# REQUEST
Locate the lines where "info" occurs and copy them as they stand.

# EXTRACTED RECORDS

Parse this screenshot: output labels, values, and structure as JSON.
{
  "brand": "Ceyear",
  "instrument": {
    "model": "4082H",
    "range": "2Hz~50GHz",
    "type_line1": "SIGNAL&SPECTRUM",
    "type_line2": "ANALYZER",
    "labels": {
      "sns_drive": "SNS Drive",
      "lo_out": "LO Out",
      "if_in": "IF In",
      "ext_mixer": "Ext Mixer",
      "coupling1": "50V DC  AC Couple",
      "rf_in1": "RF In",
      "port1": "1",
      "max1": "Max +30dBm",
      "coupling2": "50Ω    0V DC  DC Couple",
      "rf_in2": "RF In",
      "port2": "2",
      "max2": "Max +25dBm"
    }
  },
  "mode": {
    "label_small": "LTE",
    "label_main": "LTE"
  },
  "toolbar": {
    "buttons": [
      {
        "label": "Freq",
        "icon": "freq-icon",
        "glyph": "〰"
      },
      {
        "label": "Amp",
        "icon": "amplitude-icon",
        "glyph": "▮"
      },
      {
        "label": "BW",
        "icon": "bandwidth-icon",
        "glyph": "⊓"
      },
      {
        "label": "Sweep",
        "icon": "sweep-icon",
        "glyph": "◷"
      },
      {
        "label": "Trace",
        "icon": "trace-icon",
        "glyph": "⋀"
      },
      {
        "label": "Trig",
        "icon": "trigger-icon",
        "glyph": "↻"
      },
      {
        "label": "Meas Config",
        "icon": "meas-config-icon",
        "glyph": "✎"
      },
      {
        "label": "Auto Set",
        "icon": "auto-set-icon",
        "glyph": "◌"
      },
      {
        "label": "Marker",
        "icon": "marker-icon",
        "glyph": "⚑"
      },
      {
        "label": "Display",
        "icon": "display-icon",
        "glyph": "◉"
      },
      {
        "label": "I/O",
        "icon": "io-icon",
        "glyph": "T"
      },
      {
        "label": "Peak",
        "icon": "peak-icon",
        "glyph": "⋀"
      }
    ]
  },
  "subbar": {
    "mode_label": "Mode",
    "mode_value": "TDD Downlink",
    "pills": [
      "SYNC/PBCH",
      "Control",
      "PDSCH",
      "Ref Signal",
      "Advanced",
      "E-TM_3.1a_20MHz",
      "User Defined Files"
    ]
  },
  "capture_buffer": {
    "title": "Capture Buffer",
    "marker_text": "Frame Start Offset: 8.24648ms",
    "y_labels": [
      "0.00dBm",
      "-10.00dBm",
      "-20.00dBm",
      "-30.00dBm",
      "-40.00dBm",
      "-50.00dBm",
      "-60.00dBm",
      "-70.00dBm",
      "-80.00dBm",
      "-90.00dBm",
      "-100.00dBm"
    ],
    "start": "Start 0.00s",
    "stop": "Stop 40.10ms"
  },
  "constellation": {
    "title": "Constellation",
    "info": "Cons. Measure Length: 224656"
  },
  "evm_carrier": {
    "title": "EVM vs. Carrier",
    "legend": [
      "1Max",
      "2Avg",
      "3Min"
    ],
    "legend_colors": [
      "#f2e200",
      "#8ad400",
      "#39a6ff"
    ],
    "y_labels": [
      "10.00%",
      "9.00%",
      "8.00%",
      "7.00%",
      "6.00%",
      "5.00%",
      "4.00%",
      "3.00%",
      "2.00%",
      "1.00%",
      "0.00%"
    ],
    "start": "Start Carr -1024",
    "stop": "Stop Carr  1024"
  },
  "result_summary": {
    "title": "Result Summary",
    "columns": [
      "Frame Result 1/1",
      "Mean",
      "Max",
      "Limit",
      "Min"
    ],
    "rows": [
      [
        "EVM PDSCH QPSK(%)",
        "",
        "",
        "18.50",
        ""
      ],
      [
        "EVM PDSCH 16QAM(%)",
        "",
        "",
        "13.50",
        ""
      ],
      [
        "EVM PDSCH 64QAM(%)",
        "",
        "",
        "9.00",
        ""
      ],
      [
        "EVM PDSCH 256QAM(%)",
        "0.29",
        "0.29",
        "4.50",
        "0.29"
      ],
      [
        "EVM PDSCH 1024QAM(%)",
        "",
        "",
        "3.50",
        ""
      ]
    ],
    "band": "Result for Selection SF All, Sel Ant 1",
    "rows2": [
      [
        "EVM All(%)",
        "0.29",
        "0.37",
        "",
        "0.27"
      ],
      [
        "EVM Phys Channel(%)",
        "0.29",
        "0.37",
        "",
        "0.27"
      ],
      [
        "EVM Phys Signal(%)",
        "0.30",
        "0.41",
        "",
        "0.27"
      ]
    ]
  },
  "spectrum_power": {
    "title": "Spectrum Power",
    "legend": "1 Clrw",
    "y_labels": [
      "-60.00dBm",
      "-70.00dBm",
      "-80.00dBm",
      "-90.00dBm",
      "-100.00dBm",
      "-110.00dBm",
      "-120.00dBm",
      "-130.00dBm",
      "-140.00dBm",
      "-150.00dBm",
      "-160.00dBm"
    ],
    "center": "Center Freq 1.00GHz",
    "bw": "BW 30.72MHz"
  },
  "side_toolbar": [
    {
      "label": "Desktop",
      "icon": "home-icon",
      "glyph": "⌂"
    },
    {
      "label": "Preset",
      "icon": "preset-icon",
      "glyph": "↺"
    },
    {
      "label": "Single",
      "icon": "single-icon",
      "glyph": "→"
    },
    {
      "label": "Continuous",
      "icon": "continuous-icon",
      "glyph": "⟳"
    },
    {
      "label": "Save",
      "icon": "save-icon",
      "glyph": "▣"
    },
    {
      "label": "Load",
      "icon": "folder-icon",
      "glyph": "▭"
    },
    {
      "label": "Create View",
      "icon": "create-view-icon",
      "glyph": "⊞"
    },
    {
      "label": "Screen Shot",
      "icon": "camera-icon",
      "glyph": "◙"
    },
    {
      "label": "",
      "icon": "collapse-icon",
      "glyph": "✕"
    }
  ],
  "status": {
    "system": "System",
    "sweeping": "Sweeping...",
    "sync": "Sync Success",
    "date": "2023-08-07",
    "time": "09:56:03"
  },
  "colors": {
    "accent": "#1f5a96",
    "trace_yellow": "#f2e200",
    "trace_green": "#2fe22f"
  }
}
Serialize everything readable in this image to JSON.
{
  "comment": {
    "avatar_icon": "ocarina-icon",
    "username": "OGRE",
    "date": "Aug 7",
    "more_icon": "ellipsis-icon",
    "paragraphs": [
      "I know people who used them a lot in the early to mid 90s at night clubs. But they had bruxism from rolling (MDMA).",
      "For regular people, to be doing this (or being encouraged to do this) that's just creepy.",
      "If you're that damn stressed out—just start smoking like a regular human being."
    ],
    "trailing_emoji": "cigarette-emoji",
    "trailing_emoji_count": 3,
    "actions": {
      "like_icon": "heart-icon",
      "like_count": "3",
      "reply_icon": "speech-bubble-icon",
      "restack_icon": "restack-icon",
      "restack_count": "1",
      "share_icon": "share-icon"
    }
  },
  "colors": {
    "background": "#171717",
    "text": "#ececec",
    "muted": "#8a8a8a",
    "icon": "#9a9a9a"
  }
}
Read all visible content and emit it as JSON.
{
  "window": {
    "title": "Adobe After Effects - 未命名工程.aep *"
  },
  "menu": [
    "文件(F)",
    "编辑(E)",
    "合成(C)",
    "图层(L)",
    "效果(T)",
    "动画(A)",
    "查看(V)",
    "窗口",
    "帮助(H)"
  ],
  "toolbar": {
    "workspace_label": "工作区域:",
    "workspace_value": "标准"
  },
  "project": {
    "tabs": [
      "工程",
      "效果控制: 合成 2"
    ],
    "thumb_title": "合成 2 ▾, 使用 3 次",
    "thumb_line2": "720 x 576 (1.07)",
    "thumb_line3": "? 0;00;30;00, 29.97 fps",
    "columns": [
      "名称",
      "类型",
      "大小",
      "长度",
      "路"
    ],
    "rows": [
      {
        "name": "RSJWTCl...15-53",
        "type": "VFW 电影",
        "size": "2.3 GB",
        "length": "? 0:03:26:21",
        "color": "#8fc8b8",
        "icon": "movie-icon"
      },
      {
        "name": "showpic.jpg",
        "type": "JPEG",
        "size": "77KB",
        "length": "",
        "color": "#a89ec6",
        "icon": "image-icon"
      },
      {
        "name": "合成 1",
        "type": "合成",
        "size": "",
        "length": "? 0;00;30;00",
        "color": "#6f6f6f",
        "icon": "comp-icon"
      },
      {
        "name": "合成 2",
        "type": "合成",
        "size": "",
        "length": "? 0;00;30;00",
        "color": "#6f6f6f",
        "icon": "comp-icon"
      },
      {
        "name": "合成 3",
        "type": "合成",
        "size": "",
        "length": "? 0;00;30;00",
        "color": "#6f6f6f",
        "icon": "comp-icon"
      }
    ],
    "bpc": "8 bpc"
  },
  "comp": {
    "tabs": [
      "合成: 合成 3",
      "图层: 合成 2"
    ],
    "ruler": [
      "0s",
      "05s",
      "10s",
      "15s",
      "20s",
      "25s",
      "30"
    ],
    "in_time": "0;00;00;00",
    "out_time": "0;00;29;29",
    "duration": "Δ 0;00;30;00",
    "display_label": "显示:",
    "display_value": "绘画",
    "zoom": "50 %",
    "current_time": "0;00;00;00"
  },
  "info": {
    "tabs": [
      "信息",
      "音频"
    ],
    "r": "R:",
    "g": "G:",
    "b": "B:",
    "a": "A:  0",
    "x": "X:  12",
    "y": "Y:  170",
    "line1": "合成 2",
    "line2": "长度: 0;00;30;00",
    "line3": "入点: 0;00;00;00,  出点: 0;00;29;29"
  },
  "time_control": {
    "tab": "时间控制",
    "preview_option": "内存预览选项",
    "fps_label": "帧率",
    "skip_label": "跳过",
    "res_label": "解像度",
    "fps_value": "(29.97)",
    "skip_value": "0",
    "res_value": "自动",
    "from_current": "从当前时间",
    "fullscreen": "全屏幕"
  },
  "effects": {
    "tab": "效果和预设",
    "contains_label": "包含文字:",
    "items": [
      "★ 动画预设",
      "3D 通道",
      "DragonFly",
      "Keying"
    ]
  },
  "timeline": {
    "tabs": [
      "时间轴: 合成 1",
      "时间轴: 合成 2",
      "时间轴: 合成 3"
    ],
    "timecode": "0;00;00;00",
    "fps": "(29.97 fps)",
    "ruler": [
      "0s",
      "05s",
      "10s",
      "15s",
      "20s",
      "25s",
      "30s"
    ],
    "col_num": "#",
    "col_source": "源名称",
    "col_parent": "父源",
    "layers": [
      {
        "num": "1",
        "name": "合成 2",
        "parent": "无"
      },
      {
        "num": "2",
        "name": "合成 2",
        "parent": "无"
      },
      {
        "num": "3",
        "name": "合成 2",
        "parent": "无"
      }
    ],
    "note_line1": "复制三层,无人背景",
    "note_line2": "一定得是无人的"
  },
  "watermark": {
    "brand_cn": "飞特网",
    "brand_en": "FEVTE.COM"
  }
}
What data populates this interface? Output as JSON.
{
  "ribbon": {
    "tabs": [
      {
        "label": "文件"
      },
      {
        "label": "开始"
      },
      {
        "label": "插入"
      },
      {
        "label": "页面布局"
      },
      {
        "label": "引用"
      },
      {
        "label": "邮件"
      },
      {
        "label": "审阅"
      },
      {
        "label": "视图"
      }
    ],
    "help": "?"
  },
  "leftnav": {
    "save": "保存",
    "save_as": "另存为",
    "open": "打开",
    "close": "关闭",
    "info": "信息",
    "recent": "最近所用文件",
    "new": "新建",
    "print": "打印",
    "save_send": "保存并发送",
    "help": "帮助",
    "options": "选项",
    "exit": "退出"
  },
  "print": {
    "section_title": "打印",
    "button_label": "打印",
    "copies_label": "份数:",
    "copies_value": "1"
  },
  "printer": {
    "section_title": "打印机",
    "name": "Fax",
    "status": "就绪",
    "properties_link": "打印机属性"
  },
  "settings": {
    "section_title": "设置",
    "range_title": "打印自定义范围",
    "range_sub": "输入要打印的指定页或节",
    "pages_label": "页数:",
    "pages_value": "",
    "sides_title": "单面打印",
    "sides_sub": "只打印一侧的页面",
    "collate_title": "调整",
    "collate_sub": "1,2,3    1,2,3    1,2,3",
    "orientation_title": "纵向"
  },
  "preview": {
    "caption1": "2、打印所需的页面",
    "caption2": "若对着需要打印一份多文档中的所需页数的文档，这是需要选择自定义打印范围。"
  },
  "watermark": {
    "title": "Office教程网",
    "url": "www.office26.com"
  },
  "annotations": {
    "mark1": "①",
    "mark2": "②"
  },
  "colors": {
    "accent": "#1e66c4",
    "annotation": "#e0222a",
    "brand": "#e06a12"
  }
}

# RESULT OF THIS EXERCISE
    "info": "Cons. Measure Length: 224656"
  "info": {
    "info": "信息",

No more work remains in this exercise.